Directive -
Using the listing below, give the number of lines where "this" appears, and nothing else.

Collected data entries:
Start

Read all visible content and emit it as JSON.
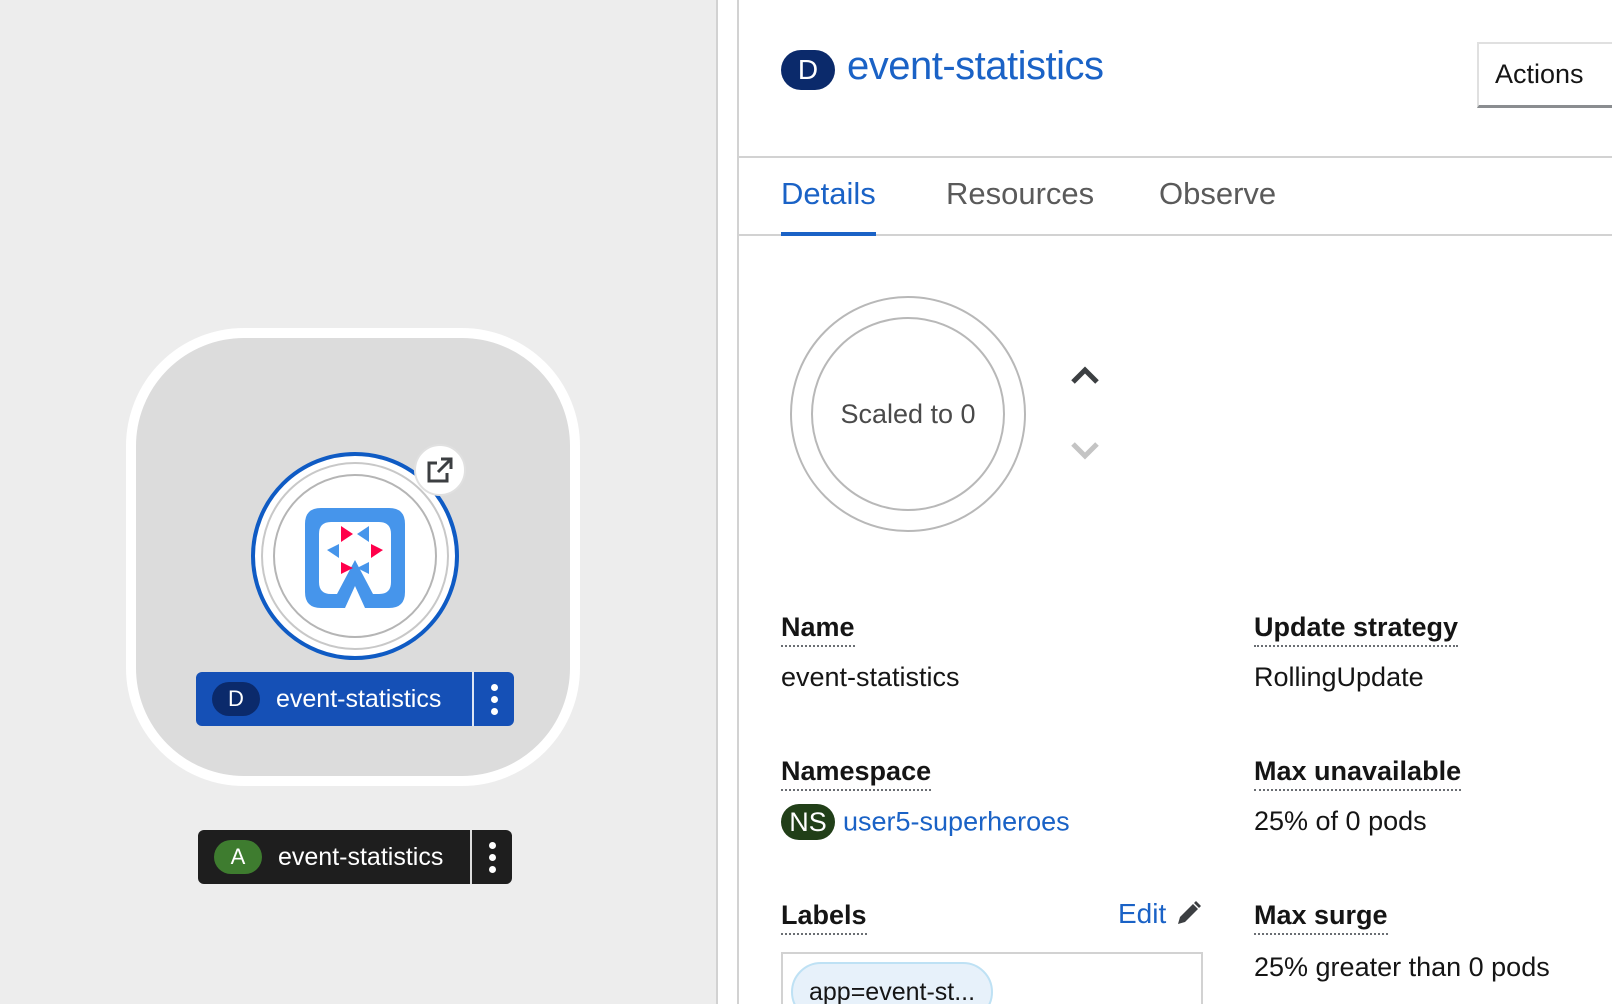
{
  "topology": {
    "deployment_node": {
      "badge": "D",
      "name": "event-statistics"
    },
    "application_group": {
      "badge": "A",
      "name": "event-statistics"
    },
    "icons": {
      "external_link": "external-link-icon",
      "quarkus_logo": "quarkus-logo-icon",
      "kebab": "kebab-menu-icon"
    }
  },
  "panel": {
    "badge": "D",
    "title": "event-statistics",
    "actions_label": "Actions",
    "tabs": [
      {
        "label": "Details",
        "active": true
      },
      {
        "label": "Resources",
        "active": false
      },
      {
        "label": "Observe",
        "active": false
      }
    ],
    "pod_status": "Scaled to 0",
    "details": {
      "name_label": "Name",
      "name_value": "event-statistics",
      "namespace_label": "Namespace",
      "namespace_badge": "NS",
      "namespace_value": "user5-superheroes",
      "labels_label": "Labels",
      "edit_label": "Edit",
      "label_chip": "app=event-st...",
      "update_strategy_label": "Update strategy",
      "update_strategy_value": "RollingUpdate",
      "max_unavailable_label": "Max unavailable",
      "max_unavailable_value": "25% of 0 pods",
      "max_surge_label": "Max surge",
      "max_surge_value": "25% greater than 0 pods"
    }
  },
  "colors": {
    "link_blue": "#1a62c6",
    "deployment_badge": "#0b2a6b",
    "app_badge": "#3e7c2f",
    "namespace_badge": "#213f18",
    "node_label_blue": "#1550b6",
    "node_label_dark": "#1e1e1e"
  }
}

End
Start

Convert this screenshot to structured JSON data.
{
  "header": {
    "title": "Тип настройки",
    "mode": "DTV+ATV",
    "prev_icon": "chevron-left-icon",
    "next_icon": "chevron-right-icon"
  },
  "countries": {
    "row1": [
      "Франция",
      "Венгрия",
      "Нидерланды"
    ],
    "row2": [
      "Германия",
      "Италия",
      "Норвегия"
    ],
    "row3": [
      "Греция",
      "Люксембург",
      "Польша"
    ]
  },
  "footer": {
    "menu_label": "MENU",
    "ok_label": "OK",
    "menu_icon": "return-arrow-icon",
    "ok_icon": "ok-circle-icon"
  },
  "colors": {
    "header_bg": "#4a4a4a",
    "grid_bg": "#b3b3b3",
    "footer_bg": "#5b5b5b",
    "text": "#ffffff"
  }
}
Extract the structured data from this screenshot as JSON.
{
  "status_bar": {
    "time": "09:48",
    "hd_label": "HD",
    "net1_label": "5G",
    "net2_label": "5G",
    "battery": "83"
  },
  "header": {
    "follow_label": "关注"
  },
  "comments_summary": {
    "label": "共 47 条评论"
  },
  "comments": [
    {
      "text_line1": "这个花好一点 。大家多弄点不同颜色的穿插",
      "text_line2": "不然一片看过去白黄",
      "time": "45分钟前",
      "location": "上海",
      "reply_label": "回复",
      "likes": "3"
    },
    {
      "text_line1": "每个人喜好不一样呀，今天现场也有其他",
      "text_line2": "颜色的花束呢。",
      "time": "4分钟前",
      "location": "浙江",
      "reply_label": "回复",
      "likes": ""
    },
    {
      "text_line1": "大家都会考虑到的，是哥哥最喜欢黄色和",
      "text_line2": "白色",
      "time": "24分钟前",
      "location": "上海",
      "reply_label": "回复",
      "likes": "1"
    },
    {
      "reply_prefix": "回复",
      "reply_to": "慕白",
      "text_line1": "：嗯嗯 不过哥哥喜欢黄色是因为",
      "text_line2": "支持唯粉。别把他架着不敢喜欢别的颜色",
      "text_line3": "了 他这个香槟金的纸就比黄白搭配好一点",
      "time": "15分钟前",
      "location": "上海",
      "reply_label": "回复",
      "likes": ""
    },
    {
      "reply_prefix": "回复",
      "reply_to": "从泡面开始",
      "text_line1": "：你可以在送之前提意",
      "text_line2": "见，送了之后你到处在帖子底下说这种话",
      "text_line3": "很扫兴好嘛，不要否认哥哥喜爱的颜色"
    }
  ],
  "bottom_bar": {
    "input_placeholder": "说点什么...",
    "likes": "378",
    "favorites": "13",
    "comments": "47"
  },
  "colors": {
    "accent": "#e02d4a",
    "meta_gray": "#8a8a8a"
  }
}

End

Output of the task -
2